En mai, fais ce qu’il te plaît

Me voilà à Dijon pour raconter aux lecteurs de « I/O Gazette » la dernière édition du festival Théâtre en Mai. Et comme je ne reste qu’une seule journée, je me dépêche et me rends d’abord à l’Atheneum pour découvrir « Effleurement » par la compagnie Pétrole. Sur scène, comme tout droit sorti d’un film d’Almodovar période crise de nerfs et talons aiguilles, un salon de coiffure, terrain miné où vont se retrouver la mère et la fille le temps d’une couleur et d’une coupe de cheveux. Mais si cet intérieur acidulé est déjà très intrigant, c’est pourtant le hors-scène qui excite le plus notre curiosité. Les informations nous sont livrées au compte-gouttes dans un texte où le lyrisme côtoie la plus grande trivialité. Tout se joue dans les interstices, les blancs laissés par la radio, les voisins bruyants, les courtes absences. Est-ce la guerre au-dehors ? Quelle est la vie de ces deux femmes et quelles tempêtes ont-elles traversées ensemble ? On en vient à se demander si tout cela n’est pas qu’un songe ou un trip, tant le traitement du son et les jeux de lumières nous attirent hors de tout réalisme. Pour moi, cette obscurité volontaire, cette énigme perpétuelle est une prouesse. Elle fait tourner notre imagination à plein régime, malgré les quelques pertes de rythme. Le sens de nos vies, de nos relations sont comme un flux de paramètres impossible à rassembler et dont l’essence ne peut être qu’effleurée du bout des doigts.

En quelques enjambées, je rejoins le théâtre Mansart et j’assiste à « Cannibale » du Collectif X. Une très belle histoire d’amour au-delà de la mort. Il est très agréable de constater qu’enfin on peut représenter un drame qui se joue au sein d’un couple homosexuel sans que l’homosexualité en soit le sujet. Ici, c’est le cancer qui frappe et les amants décident de s’isoler dans un chalet pour vivre leurs derniers instants ensemble. Dans un dispositif ultra-réaliste qui flirte avec le feuilleton, chaque scène est comme un épisode où se déploie tel ou tel enjeu : comment rester vivant quand la mort s’annonce, et surtout comment préserver la présence de l’autre une fois son corps disparu ? Très belle façon de rentrer dans le concret de la mort de l’être aimé que de le faire exister sur scène, ce concret, dans un quotidien amoureux vivant, des légumes à la plancha aux cigarettes en passant par la douche, des engueulades aux étreintes, tout est sensible et d’une grande finesse.

※ ※ ※

— Objectif visé —
Rédigez la suite du compte rendu sur le festival Théâtre en Mai à partir de sa dernière phrase. Les enregistrements qui suivent constituent un matériau distinct du compte rendu.

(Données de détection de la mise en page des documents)
※ ※ ※

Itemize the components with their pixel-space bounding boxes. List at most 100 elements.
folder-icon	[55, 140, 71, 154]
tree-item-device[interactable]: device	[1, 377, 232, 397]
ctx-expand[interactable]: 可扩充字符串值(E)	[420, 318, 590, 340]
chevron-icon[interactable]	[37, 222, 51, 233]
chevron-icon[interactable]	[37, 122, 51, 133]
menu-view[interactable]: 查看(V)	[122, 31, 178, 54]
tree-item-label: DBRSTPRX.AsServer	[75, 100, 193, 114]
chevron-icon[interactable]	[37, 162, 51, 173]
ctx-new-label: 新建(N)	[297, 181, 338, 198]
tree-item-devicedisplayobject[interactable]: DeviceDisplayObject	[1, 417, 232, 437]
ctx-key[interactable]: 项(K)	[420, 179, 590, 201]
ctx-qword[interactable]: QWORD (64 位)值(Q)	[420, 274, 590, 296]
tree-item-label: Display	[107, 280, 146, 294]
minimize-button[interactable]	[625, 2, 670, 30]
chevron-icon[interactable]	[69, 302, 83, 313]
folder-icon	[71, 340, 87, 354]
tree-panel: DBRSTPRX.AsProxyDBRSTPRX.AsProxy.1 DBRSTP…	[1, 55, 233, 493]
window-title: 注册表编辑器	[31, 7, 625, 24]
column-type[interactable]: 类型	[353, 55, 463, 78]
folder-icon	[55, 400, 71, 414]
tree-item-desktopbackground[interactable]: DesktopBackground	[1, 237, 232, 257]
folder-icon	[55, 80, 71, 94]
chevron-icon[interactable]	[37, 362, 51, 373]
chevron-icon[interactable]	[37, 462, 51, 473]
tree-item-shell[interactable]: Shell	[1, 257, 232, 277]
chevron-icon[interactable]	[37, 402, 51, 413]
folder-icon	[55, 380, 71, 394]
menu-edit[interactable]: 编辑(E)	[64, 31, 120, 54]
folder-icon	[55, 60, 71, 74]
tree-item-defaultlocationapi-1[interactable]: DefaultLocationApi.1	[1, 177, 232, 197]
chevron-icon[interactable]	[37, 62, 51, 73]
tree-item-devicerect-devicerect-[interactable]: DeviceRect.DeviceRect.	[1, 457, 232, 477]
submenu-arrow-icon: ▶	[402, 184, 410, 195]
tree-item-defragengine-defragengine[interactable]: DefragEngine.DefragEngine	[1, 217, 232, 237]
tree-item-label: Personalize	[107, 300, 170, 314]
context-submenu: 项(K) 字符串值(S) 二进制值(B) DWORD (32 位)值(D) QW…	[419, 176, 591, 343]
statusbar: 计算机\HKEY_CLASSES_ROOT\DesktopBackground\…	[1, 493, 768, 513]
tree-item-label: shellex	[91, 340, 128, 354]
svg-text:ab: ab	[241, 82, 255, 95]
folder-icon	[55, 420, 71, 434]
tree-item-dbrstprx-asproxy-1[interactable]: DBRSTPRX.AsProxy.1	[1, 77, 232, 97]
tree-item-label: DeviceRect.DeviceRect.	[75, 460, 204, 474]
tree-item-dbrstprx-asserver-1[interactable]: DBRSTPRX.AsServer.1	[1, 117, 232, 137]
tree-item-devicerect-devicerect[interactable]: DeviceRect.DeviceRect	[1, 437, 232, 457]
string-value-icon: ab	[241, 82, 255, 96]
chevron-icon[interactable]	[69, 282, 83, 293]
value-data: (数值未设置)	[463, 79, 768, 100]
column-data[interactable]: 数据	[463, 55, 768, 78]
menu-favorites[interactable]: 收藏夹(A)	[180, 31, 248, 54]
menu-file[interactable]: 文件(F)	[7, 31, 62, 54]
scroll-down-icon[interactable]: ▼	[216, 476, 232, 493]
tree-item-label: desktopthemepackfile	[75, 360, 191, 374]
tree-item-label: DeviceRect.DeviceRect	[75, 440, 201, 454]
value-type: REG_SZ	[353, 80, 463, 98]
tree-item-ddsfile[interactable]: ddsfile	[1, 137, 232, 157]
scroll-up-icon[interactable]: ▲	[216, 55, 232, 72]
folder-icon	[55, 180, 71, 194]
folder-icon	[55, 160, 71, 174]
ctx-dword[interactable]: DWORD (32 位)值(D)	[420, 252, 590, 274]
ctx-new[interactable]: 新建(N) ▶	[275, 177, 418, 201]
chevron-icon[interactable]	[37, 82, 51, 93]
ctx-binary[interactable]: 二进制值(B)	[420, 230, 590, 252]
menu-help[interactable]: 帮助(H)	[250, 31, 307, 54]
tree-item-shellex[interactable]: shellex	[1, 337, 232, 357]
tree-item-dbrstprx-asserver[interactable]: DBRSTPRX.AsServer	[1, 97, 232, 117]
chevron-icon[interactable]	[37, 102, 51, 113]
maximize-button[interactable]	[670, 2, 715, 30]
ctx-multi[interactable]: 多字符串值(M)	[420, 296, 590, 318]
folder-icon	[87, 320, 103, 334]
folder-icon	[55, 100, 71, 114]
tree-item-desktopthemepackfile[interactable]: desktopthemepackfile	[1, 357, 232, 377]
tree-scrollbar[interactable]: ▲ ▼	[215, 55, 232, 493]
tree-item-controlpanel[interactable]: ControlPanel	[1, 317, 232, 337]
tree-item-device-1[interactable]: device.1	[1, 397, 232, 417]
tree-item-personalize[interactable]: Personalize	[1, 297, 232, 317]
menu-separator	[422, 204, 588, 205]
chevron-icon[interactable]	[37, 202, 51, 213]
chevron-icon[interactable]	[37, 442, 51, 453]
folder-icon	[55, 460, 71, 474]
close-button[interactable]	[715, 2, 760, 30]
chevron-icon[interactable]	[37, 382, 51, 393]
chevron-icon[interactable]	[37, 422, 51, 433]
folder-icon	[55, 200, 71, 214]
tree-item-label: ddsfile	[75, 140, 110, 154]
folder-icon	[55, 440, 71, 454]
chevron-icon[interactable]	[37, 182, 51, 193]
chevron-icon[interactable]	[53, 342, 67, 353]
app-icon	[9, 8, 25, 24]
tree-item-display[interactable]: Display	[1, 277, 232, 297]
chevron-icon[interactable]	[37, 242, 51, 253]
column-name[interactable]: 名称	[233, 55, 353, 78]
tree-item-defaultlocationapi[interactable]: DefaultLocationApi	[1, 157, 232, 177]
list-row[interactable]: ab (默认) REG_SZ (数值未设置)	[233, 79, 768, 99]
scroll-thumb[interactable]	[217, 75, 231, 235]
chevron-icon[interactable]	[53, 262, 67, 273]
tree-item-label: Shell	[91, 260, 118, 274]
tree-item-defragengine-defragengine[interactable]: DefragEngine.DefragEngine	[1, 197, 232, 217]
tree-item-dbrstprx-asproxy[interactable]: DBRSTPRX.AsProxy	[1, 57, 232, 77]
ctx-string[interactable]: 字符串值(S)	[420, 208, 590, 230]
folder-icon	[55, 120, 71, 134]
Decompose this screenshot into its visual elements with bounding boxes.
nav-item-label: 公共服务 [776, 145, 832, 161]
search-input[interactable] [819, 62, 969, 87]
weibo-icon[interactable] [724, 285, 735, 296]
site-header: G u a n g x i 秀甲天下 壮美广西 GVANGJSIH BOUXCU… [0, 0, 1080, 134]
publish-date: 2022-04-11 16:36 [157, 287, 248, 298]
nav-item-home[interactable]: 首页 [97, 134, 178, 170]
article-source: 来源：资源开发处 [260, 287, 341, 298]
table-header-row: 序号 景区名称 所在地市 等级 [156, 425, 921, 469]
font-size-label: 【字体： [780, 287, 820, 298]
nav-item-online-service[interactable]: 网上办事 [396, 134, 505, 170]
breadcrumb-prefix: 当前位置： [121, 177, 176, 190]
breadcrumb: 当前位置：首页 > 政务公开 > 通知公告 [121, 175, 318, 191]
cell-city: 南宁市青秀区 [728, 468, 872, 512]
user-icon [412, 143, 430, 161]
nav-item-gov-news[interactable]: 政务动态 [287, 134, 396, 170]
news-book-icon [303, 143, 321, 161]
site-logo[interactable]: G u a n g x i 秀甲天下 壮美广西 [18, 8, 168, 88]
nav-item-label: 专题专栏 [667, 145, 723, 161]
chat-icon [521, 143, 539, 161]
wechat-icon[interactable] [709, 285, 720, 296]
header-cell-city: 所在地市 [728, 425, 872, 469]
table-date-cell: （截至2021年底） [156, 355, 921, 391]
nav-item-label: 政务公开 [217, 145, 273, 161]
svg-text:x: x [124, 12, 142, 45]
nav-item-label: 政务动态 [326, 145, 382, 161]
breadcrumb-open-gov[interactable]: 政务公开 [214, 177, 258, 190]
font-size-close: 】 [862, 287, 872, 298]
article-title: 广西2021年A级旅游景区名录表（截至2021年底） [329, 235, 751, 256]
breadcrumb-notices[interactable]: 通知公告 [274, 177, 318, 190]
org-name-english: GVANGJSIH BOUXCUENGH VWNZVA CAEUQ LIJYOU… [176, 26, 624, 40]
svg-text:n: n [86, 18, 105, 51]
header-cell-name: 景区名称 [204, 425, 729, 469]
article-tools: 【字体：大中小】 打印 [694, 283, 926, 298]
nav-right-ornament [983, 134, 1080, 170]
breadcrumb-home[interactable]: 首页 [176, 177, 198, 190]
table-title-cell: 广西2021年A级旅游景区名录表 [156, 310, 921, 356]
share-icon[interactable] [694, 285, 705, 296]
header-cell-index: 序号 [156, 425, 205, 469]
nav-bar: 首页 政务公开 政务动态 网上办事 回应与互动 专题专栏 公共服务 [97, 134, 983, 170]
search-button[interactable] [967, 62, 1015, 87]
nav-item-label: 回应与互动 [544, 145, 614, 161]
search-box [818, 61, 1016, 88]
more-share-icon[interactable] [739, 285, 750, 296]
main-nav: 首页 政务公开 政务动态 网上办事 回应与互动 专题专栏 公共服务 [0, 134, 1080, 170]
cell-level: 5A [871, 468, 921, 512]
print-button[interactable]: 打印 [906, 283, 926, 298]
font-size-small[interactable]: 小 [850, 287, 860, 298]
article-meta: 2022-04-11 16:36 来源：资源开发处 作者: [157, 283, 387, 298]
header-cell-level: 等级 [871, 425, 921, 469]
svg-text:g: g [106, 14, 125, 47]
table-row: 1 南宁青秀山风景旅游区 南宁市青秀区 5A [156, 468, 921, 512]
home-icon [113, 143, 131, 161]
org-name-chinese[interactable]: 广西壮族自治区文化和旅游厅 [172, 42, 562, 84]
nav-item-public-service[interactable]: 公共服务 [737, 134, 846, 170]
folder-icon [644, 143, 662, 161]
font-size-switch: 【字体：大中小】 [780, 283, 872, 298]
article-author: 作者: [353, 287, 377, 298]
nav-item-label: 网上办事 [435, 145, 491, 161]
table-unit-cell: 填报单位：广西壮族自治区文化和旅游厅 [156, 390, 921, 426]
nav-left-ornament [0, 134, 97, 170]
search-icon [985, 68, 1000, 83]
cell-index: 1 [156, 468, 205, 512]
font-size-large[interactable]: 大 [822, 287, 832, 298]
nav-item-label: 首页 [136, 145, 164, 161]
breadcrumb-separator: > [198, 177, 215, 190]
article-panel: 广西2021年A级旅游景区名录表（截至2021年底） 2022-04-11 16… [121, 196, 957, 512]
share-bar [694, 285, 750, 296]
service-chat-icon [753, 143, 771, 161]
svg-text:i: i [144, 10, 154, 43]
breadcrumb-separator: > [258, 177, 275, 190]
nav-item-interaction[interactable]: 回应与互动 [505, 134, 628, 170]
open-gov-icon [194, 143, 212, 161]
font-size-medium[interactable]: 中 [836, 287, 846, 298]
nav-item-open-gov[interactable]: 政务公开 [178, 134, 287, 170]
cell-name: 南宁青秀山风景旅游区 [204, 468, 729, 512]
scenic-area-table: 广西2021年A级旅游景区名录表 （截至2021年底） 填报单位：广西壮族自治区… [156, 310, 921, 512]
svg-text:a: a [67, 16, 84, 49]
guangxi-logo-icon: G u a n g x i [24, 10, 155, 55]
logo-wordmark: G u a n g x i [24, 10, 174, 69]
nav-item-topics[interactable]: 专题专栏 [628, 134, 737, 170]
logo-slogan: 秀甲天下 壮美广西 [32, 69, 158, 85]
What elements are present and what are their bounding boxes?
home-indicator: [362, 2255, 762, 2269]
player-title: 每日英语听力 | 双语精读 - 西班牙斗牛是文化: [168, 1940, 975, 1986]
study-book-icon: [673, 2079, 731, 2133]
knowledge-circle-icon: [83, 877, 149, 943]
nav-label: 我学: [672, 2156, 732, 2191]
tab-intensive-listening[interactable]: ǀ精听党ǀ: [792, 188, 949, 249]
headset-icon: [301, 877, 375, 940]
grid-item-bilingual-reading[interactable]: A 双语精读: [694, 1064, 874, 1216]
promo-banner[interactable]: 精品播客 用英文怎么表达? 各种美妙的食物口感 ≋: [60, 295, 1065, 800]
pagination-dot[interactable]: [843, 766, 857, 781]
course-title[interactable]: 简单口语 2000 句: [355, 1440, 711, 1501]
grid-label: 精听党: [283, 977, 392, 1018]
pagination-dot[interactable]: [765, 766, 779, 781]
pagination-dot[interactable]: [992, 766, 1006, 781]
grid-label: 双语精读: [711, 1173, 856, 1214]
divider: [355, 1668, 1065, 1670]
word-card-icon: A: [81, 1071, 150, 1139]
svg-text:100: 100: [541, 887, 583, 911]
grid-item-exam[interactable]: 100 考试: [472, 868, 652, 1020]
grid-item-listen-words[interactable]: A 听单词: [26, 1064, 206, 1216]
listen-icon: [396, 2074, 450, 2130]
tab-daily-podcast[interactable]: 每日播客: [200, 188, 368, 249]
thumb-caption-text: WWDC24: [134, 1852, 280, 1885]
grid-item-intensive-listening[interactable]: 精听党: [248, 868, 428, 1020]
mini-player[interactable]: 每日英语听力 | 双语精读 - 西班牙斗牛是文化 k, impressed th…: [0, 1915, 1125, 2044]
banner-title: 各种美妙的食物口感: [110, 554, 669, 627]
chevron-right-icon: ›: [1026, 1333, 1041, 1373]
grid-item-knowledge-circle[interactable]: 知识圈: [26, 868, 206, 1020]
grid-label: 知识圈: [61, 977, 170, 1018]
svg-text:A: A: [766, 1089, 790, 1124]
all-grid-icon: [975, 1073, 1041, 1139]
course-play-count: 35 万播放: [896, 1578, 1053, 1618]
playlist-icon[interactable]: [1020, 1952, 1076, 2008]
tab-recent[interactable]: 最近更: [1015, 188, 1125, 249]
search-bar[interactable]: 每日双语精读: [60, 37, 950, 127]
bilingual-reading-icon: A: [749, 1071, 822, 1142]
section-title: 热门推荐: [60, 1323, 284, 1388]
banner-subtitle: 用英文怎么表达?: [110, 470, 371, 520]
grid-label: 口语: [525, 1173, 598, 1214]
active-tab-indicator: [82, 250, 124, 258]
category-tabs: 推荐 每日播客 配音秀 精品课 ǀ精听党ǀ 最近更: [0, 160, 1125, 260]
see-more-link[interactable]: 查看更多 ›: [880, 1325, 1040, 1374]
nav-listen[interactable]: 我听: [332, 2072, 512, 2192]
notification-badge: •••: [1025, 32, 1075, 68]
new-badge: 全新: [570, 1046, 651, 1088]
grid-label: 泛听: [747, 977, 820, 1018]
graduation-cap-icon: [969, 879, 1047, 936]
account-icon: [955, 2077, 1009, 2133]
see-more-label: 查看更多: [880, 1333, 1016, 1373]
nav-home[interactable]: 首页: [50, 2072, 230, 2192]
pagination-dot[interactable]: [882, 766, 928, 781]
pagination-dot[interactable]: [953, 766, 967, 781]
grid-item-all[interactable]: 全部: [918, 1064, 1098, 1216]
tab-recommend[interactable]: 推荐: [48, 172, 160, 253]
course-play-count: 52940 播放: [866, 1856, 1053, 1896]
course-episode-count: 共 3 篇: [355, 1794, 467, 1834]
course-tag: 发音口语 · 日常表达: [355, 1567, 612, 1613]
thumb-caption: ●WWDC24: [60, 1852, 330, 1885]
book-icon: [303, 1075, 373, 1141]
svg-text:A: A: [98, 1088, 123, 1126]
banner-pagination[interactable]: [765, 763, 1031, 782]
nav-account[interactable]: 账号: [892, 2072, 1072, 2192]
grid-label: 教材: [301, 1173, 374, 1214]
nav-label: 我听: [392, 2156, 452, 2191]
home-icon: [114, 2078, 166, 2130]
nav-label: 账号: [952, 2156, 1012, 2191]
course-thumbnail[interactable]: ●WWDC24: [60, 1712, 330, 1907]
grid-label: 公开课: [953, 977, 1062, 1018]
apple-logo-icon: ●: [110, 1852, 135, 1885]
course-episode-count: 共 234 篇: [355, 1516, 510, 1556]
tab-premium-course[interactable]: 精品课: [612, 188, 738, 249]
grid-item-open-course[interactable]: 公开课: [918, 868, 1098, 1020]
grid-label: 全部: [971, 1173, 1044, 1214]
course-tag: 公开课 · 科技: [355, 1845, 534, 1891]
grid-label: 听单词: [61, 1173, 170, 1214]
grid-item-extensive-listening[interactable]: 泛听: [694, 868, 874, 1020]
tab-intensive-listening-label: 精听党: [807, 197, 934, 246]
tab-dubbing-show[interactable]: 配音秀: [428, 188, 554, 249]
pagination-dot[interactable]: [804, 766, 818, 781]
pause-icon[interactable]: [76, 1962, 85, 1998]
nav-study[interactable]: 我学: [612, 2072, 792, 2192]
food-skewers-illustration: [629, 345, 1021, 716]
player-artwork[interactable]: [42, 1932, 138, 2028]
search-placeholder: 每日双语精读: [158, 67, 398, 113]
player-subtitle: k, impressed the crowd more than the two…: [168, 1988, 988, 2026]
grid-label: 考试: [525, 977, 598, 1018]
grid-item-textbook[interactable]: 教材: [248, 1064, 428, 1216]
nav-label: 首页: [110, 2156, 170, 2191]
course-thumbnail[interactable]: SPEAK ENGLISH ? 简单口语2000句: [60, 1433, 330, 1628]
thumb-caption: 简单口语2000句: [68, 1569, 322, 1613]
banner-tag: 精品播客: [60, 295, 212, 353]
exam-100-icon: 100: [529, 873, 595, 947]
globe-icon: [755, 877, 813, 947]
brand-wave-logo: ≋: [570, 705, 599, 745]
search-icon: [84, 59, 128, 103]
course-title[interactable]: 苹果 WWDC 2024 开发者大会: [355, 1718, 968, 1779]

※ ※ ※

— Résultat attendu —
Incapable de me décider entre les deux spectacles qui se jouent à 20h, ma pièce de 50 centimes choisit pour moi « Le Temps et la chambre » au Grand Théâtre. Bonheur d’entendre à nouveau ce texte et de ressentir toujours la même force de maîtrise chez Françon. Tout est ambigu dans cet habile chemin inverse de l’ordre olympien vers le chaos, tout est dangereusement voluptueux aussi. Les mots de Botho Strauss sont des charges explosives posées aux quatre coins du plateau qui n’attendent que leur détonateur Marie Steuber, magnifique Georgia Scalliet. Françon traite ce mouvement paradoxal de la façon la plus lisible qui soit. L’espace est monumental, et sa solennité entraîne les acteurs vers les exubérances les plus folles, comme des électrons dans un accélérateur de particules.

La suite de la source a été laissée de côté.